**YOUR INSTRUCTIONS**
Every entry below must be repeated exactly; skip the pictures.

=-=-=-=-=

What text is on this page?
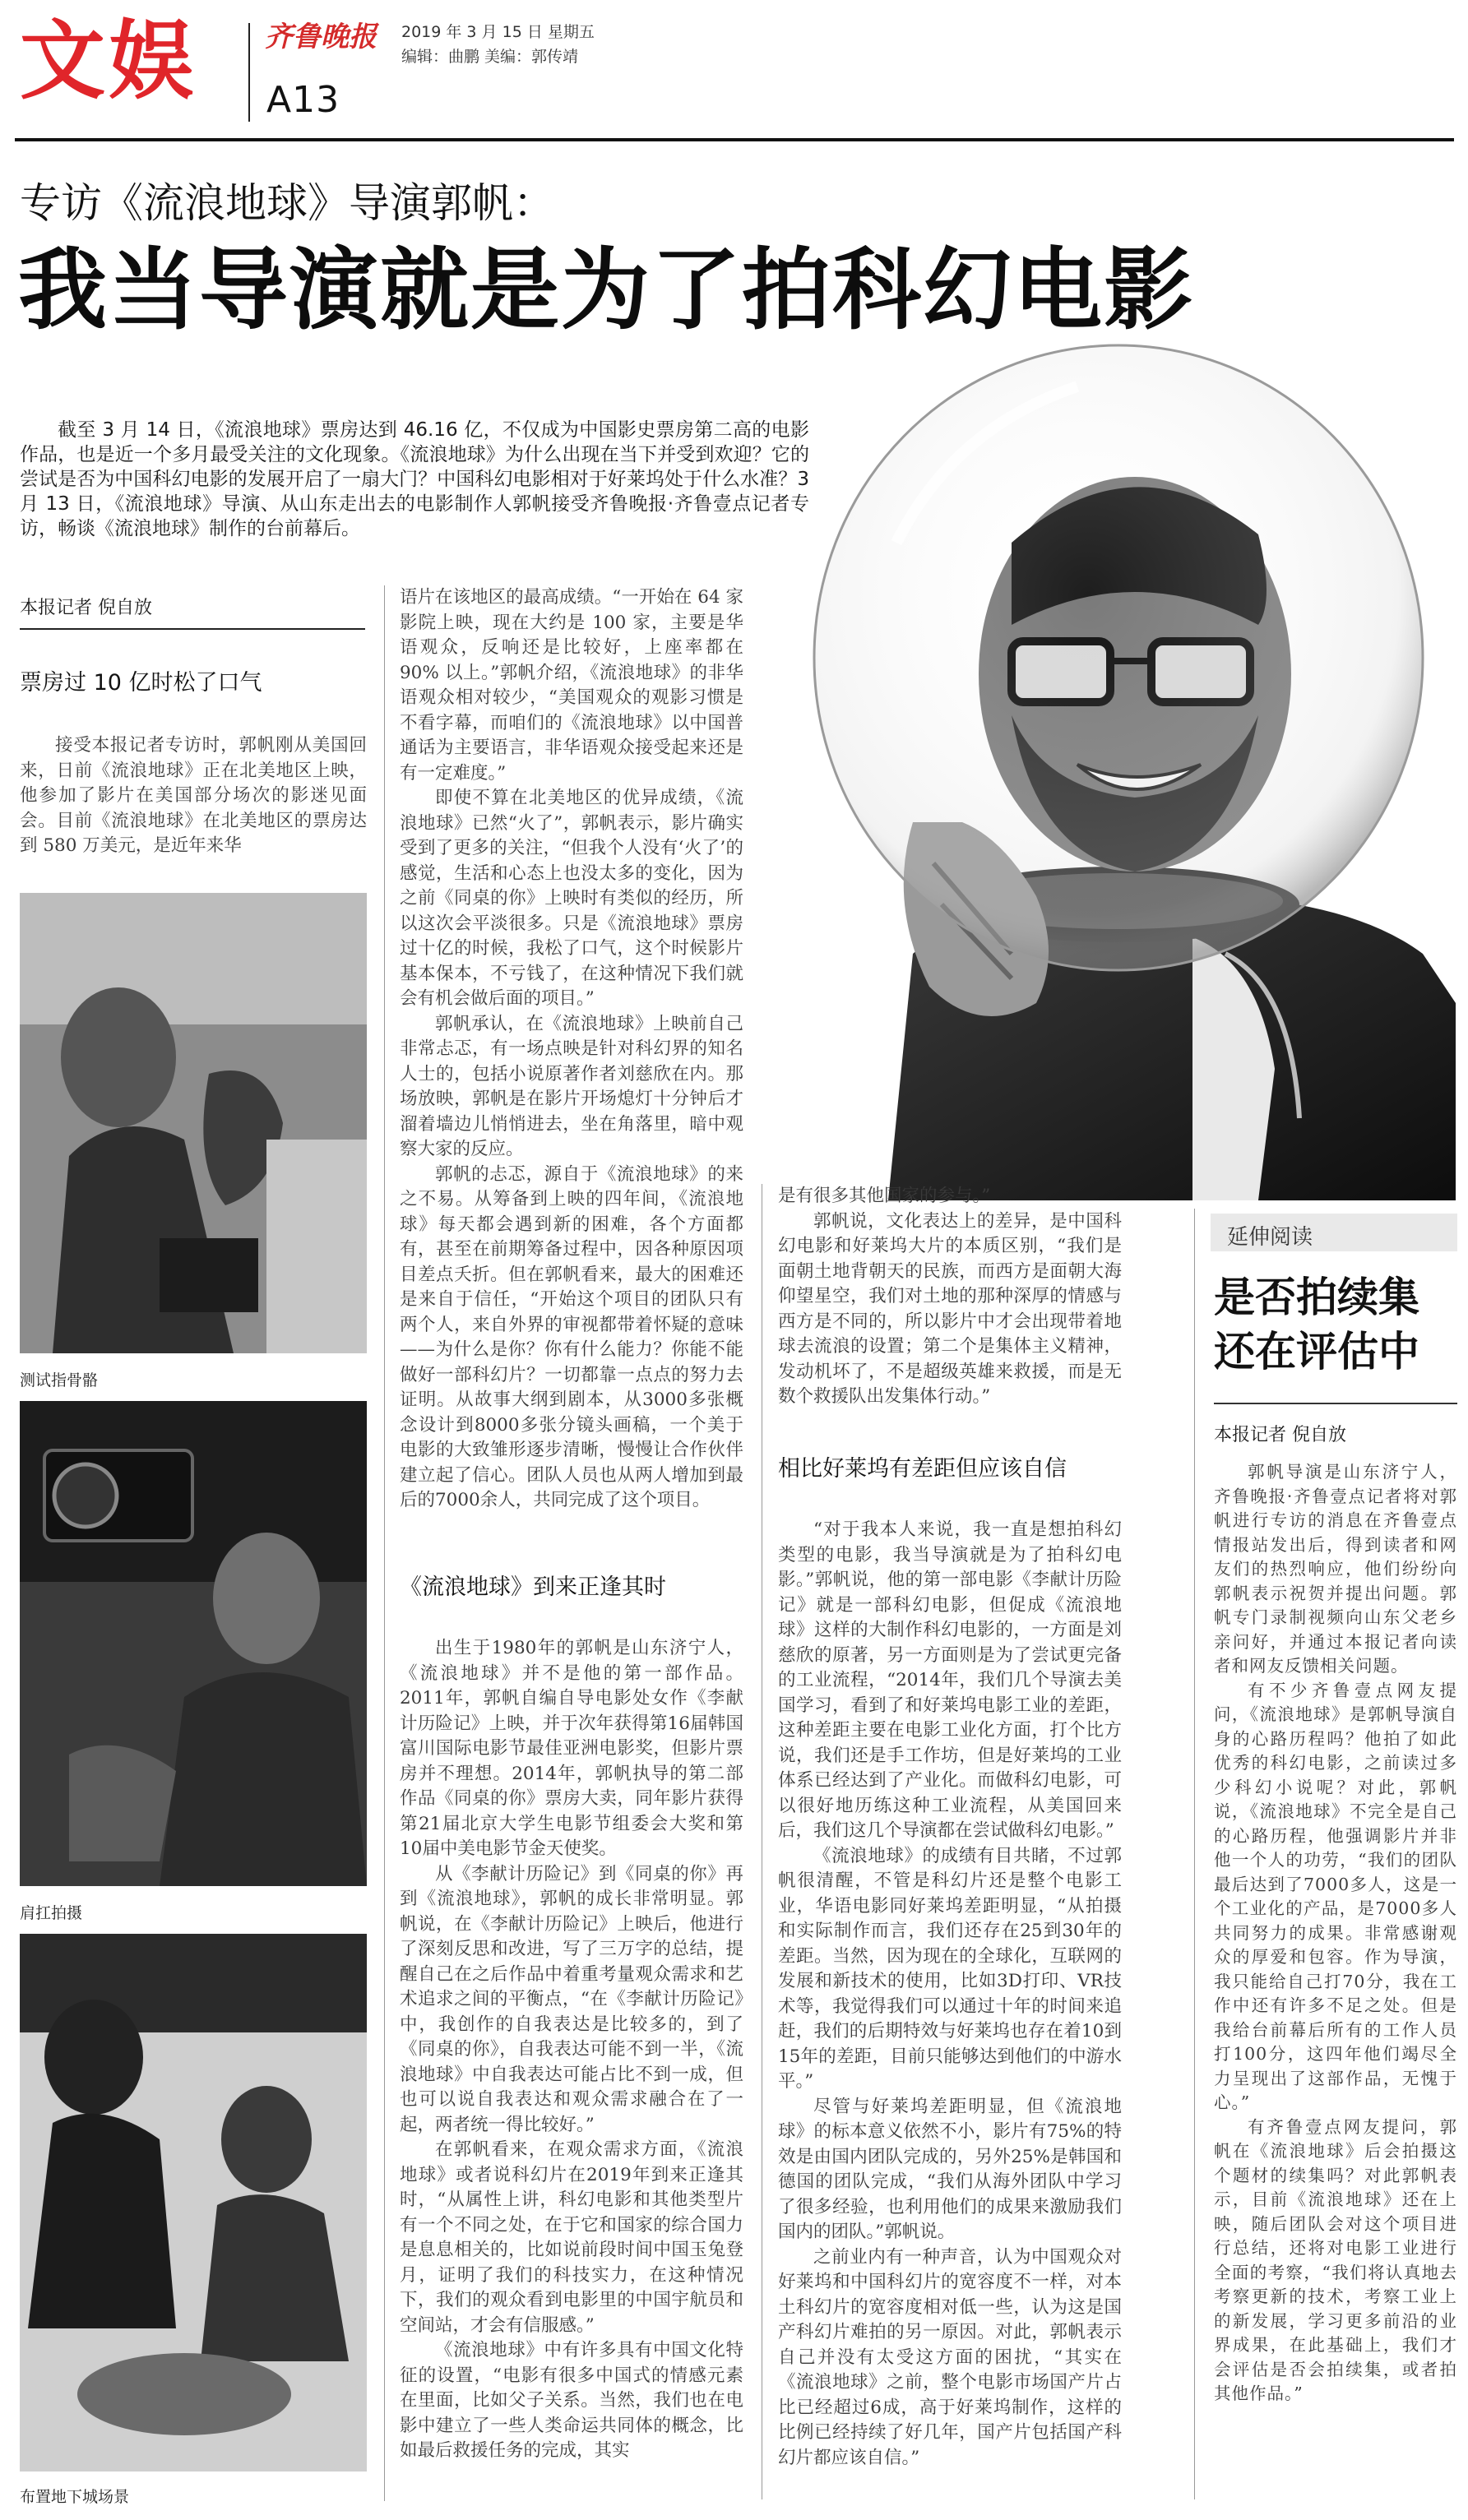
文娱 齐鲁晚报 2019 年 3 月 15 日 星期五
编辑：曲鹏 美编：郭传靖
A13
专访《流浪地球》导演郭帆：
我当导演就是为了拍科幻电影

截至 3 月 14 日，《流浪地球》票房达到 46.16 亿，不仅成为中国影史票房第二高的电影作品，也是近一个多月最受关注的文化现象。《流浪地球》为什么出现在当下并受到欢迎？它的尝试是否为中国科幻电影的发展开启了一扇大门？中国科幻电影相对于好莱坞处于什么水准？3 月 13 日，《流浪地球》导演、从山东走出去的电影制作人郭帆接受齐鲁晚报·齐鲁壹点记者专访，畅谈《流浪地球》制作的台前幕后。

本报记者 倪自放
票房过 10 亿时松了口气

接受本报记者专访时，郭帆刚从美国回来，日前《流浪地球》正在北美地区上映，他参加了影片在美国部分场次的影迷见面会。目前《流浪地球》在北美地区的票房达到 580 万美元，是近年来华

测试指骨骼
肩扛拍摄
布置地下城场景

语片在该地区的最高成绩。“一开始在 64 家影院上映，现在大约是 100 家，主要是华语观众，反响还是比较好，上座率都在 90% 以上。”郭帆介绍，《流浪地球》的非华语观众相对较少，“美国观众的观影习惯是不看字幕，而咱们的《流浪地球》以中国普通话为主要语言，非华语观众接受起来还是有一定难度。”

即使不算在北美地区的优异成绩，《流浪地球》已然“火了”，郭帆表示，影片确实受到了更多的关注，“但我个人没有‘火了’的感觉，生活和心态上也没太多的变化，因为之前《同桌的你》上映时有类似的经历，所以这次会平淡很多。只是《流浪地球》票房过十亿的时候，我松了口气，这个时候影片基本保本，不亏钱了，在这种情况下我们就会有机会做后面的项目。”

郭帆承认，在《流浪地球》上映前自己非常忐忑，有一场点映是针对科幻界的知名人士的，包括小说原著作者刘慈欣在内。那场放映，郭帆是在影片开场熄灯十分钟后才溜着墙边儿悄悄进去，坐在角落里，暗中观察大家的反应。

郭帆的忐忑，源自于《流浪地球》的来之不易。从筹备到上映的四年间，《流浪地球》每天都会遇到新的困难，各个方面都有，甚至在前期筹备过程中，因各种原因项目差点夭折。但在郭帆看来，最大的困难还是来自于信任，“开始这个项目的团队只有两个人，来自外界的审视都带着怀疑的意味——为什么是你？你有什么能力？你能不能做好一部科幻片？一切都靠一点点的努力去证明。从故事大纲到剧本，从3000多张概念设计到8000多张分镜头画稿，一个美于电影的大致雏形逐步清晰，慢慢让合作伙伴建立起了信心。团队人员也从两人增加到最后的7000余人，共同完成了这个项目。

《流浪地球》到来正逢其时

出生于1980年的郭帆是山东济宁人，《流浪地球》并不是他的第一部作品。2011年，郭帆自编自导电影处女作《李献计历险记》上映，并于次年获得第16届韩国富川国际电影节最佳亚洲电影奖，但影片票房并不理想。2014年，郭帆执导的第二部作品《同桌的你》票房大卖，同年影片获得第21届北京大学生电影节组委会大奖和第10届中美电影节金天使奖。

从《李献计历险记》到《同桌的你》再到《流浪地球》，郭帆的成长非常明显。郭帆说，在《李献计历险记》上映后，他进行了深刻反思和改进，写了三万字的总结，提醒自己在之后作品中着重考量观众需求和艺术追求之间的平衡点，“在《李献计历险记》中，我创作的自我表达是比较多的，到了《同桌的你》，自我表达可能不到一半，《流浪地球》中自我表达可能占比不到一成，但也可以说自我表达和观众需求融合在了一起，两者统一得比较好。”

在郭帆看来，在观众需求方面，《流浪地球》或者说科幻片在2019年到来正逢其时，“从属性上讲，科幻电影和其他类型片有一个不同之处，在于它和国家的综合国力是息息相关的，比如说前段时间中国玉兔登月，证明了我们的科技实力，在这种情况下，我们的观众看到电影里的中国宇航员和空间站，才会有信服感。”

《流浪地球》中有许多具有中国文化特征的设置，“电影有很多中国式的情感元素在里面，比如父子关系。当然，我们也在电影中建立了一些人类命运共同体的概念，比如最后救援任务的完成，其实

是有很多其他国家的参与。”

郭帆说，文化表达上的差异，是中国科幻电影和好莱坞大片的本质区别，“我们是面朝土地背朝天的民族，而西方是面朝大海仰望星空，我们对土地的那种深厚的情感与西方是不同的，所以影片中才会出现带着地球去流浪的设置；第二个是集体主义精神，发动机坏了，不是超级英雄来救援，而是无数个救援队出发集体行动。”

相比好莱坞有差距但应该自信

“对于我本人来说，我一直是想拍科幻类型的电影，我当导演就是为了拍科幻电影。”郭帆说，他的第一部电影《李献计历险记》就是一部科幻电影，但促成《流浪地球》这样的大制作科幻电影的，一方面是刘慈欣的原著，另一方面则是为了尝试更完备的工业流程，“2014年，我们几个导演去美国学习，看到了和好莱坞电影工业的差距，这种差距主要在电影工业化方面，打个比方说，我们还是手工作坊，但是好莱坞的工业体系已经达到了产业化。而做科幻电影，可以很好地历练这种工业流程，从美国回来后，我们这几个导演都在尝试做科幻电影。”

《流浪地球》的成绩有目共睹，不过郭帆很清醒，不管是科幻片还是整个电影工业，华语电影同好莱坞差距明显，“从拍摄和实际制作而言，我们还存在25到30年的差距。当然，因为现在的全球化，互联网的发展和新技术的使用，比如3D打印、VR技术等，我觉得我们可以通过十年的时间来追赶，我们的后期特效与好莱坞也存在着10到15年的差距，目前只能够达到他们的中游水平。”

尽管与好莱坞差距明显，但《流浪地球》的标本意义依然不小，影片有75%的特效是由国内团队完成的，另外25%是韩国和德国的团队完成，“我们从海外团队中学习了很多经验，也利用他们的成果来激励我们国内的团队。”郭帆说。

之前业内有一种声音，认为中国观众对好莱坞和中国科幻片的宽容度不一样，对本土科幻片的宽容度相对低一些，认为这是国产科幻片难拍的另一原因。对此，郭帆表示自己并没有太受这方面的困扰，“其实在《流浪地球》之前，整个电影市场国产片占比已经超过6成，高于好莱坞制作，这样的比例已经持续了好几年，国产片包括国产科幻片都应该自信。”

延伸阅读
是否拍续集
还在评估中
本报记者 倪自放

郭帆导演是山东济宁人，齐鲁晚报·齐鲁壹点记者将对郭帆进行专访的消息在齐鲁壹点情报站发出后，得到读者和网友们的热烈响应，他们纷纷向郭帆表示祝贺并提出问题。郭帆专门录制视频向山东父老乡亲问好，并通过本报记者向读者和网友反馈相关问题。

有不少齐鲁壹点网友提问，《流浪地球》是郭帆导演自身的心路历程吗？他拍了如此优秀的科幻电影，之前读过多少科幻小说呢？对此，郭帆说，《流浪地球》不完全是自己的心路历程，他强调影片并非他一个人的功劳，“我们的团队最后达到了7000多人，这是一个工业化的产品，是7000多人共同努力的成果。非常感谢观众的厚爱和包容。作为导演，我只能给自己打70分，我在工作中还有许多不足之处。但是我给台前幕后所有的工作人员打100分，这四年他们竭尽全力呈现出了这部作品，无愧于心。”

有齐鲁壹点网友提问，郭帆在《流浪地球》后会拍摄这个题材的续集吗？对此郭帆表示，目前《流浪地球》还在上映，随后团队会对这个项目进行总结，还将对电影工业进行全面的考察，“我们将认真地去考察更新的技术，考察工业上的新发展，学习更多前沿的业界成果，在此基础上，我们才会评估是否会拍续集，或者拍其他作品。”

=-=-=-=-=

**SOLUTION TO THIS EXERCISE**
What text is on this page?
文娱 齐鲁晚报 2019 年 3 月 15 日 星期五
编辑：曲鹏 美编：郭传靖
A13
专访《流浪地球》导演郭帆：
我当导演就是为了拍科幻电影

截至 3 月 14 日，《流浪地球》票房达到 46.16 亿，不仅成为中国影史票房第二高的电影作品，也是近一个多月最受关注的文化现象。《流浪地球》为什么出现在当下并受到欢迎？它的尝试是否为中国科幻电影的发展开启了一扇大门？中国科幻电影相对于好莱坞处于什么水准？3 月 13 日，《流浪地球》导演、从山东走出去的电影制作人郭帆接受齐鲁晚报·齐鲁壹点记者专访，畅谈《流浪地球》制作的台前幕后。

本报记者 倪自放
票房过 10 亿时松了口气

接受本报记者专访时，郭帆刚从美国回来，日前《流浪地球》正在北美地区上映，他参加了影片在美国部分场次的影迷见面会。目前《流浪地球》在北美地区的票房达到 580 万美元，是近年来华

测试指骨骼
肩扛拍摄
布置地下城场景

语片在该地区的最高成绩。“一开始在 64 家影院上映，现在大约是 100 家，主要是华语观众，反响还是比较好，上座率都在 90% 以上。”郭帆介绍，《流浪地球》的非华语观众相对较少，“美国观众的观影习惯是不看字幕，而咱们的《流浪地球》以中国普通话为主要语言，非华语观众接受起来还是有一定难度。”

即使不算在北美地区的优异成绩，《流浪地球》已然“火了”，郭帆表示，影片确实受到了更多的关注，“但我个人没有‘火了’的感觉，生活和心态上也没太多的变化，因为之前《同桌的你》上映时有类似的经历，所以这次会平淡很多。只是《流浪地球》票房过十亿的时候，我松了口气，这个时候影片基本保本，不亏钱了，在这种情况下我们就会有机会做后面的项目。”

郭帆承认，在《流浪地球》上映前自己非常忐忑，有一场点映是针对科幻界的知名人士的，包括小说原著作者刘慈欣在内。那场放映，郭帆是在影片开场熄灯十分钟后才溜着墙边儿悄悄进去，坐在角落里，暗中观察大家的反应。

郭帆的忐忑，源自于《流浪地球》的来之不易。从筹备到上映的四年间，《流浪地球》每天都会遇到新的困难，各个方面都有，甚至在前期筹备过程中，因各种原因项目差点夭折。但在郭帆看来，最大的困难还是来自于信任，“开始这个项目的团队只有两个人，来自外界的审视都带着怀疑的意味——为什么是你？你有什么能力？你能不能做好一部科幻片？一切都靠一点点的努力去证明。从故事大纲到剧本，从3000多张概念设计到8000多张分镜头画稿，一个美于电影的大致雏形逐步清晰，慢慢让合作伙伴建立起了信心。团队人员也从两人增加到最后的7000余人，共同完成了这个项目。

《流浪地球》到来正逢其时

出生于1980年的郭帆是山东济宁人，《流浪地球》并不是他的第一部作品。2011年，郭帆自编自导电影处女作《李献计历险记》上映，并于次年获得第16届韩国富川国际电影节最佳亚洲电影奖，但影片票房并不理想。2014年，郭帆执导的第二部作品《同桌的你》票房大卖，同年影片获得第21届北京大学生电影节组委会大奖和第10届中美电影节金天使奖。

从《李献计历险记》到《同桌的你》再到《流浪地球》，郭帆的成长非常明显。郭帆说，在《李献计历险记》上映后，他进行了深刻反思和改进，写了三万字的总结，提醒自己在之后作品中着重考量观众需求和艺术追求之间的平衡点，“在《李献计历险记》中，我创作的自我表达是比较多的，到了《同桌的你》，自我表达可能不到一半，《流浪地球》中自我表达可能占比不到一成，但也可以说自我表达和观众需求融合在了一起，两者统一得比较好。”

在郭帆看来，在观众需求方面，《流浪地球》或者说科幻片在2019年到来正逢其时，“从属性上讲，科幻电影和其他类型片有一个不同之处，在于它和国家的综合国力是息息相关的，比如说前段时间中国玉兔登月，证明了我们的科技实力，在这种情况下，我们的观众看到电影里的中国宇航员和空间站，才会有信服感。”

《流浪地球》中有许多具有中国文化特征的设置，“电影有很多中国式的情感元素在里面，比如父子关系。当然，我们也在电影中建立了一些人类命运共同体的概念，比如最后救援任务的完成，其实

是有很多其他国家的参与。”

郭帆说，文化表达上的差异，是中国科幻电影和好莱坞大片的本质区别，“我们是面朝土地背朝天的民族，而西方是面朝大海仰望星空，我们对土地的那种深厚的情感与西方是不同的，所以影片中才会出现带着地球去流浪的设置；第二个是集体主义精神，发动机坏了，不是超级英雄来救援，而是无数个救援队出发集体行动。”

相比好莱坞有差距但应该自信

“对于我本人来说，我一直是想拍科幻类型的电影，我当导演就是为了拍科幻电影。”郭帆说，他的第一部电影《李献计历险记》就是一部科幻电影，但促成《流浪地球》这样的大制作科幻电影的，一方面是刘慈欣的原著，另一方面则是为了尝试更完备的工业流程，“2014年，我们几个导演去美国学习，看到了和好莱坞电影工业的差距，这种差距主要在电影工业化方面，打个比方说，我们还是手工作坊，但是好莱坞的工业体系已经达到了产业化。而做科幻电影，可以很好地历练这种工业流程，从美国回来后，我们这几个导演都在尝试做科幻电影。”

《流浪地球》的成绩有目共睹，不过郭帆很清醒，不管是科幻片还是整个电影工业，华语电影同好莱坞差距明显，“从拍摄和实际制作而言，我们还存在25到30年的差距。当然，因为现在的全球化，互联网的发展和新技术的使用，比如3D打印、VR技术等，我觉得我们可以通过十年的时间来追赶，我们的后期特效与好莱坞也存在着10到15年的差距，目前只能够达到他们的中游水平。”

尽管与好莱坞差距明显，但《流浪地球》的标本意义依然不小，影片有75%的特效是由国内团队完成的，另外25%是韩国和德国的团队完成，“我们从海外团队中学习了很多经验，也利用他们的成果来激励我们国内的团队。”郭帆说。

之前业内有一种声音，认为中国观众对好莱坞和中国科幻片的宽容度不一样，对本土科幻片的宽容度相对低一些，认为这是国产科幻片难拍的另一原因。对此，郭帆表示自己并没有太受这方面的困扰，“其实在《流浪地球》之前，整个电影市场国产片占比已经超过6成，高于好莱坞制作，这样的比例已经持续了好几年，国产片包括国产科幻片都应该自信。”

延伸阅读
是否拍续集
还在评估中
本报记者 倪自放

郭帆导演是山东济宁人，齐鲁晚报·齐鲁壹点记者将对郭帆进行专访的消息在齐鲁壹点情报站发出后，得到读者和网友们的热烈响应，他们纷纷向郭帆表示祝贺并提出问题。郭帆专门录制视频向山东父老乡亲问好，并通过本报记者向读者和网友反馈相关问题。

有不少齐鲁壹点网友提问，《流浪地球》是郭帆导演自身的心路历程吗？他拍了如此优秀的科幻电影，之前读过多少科幻小说呢？对此，郭帆说，《流浪地球》不完全是自己的心路历程，他强调影片并非他一个人的功劳，“我们的团队最后达到了7000多人，这是一个工业化的产品，是7000多人共同努力的成果。非常感谢观众的厚爱和包容。作为导演，我只能给自己打70分，我在工作中还有许多不足之处。但是我给台前幕后所有的工作人员打100分，这四年他们竭尽全力呈现出了这部作品，无愧于心。”

有齐鲁壹点网友提问，郭帆在《流浪地球》后会拍摄这个题材的续集吗？对此郭帆表示，目前《流浪地球》还在上映，随后团队会对这个项目进行总结，还将对电影工业进行全面的考察，“我们将认真地去考察更新的技术，考察工业上的新发展，学习更多前沿的业界成果，在此基础上，我们才会评估是否会拍续集，或者拍其他作品。”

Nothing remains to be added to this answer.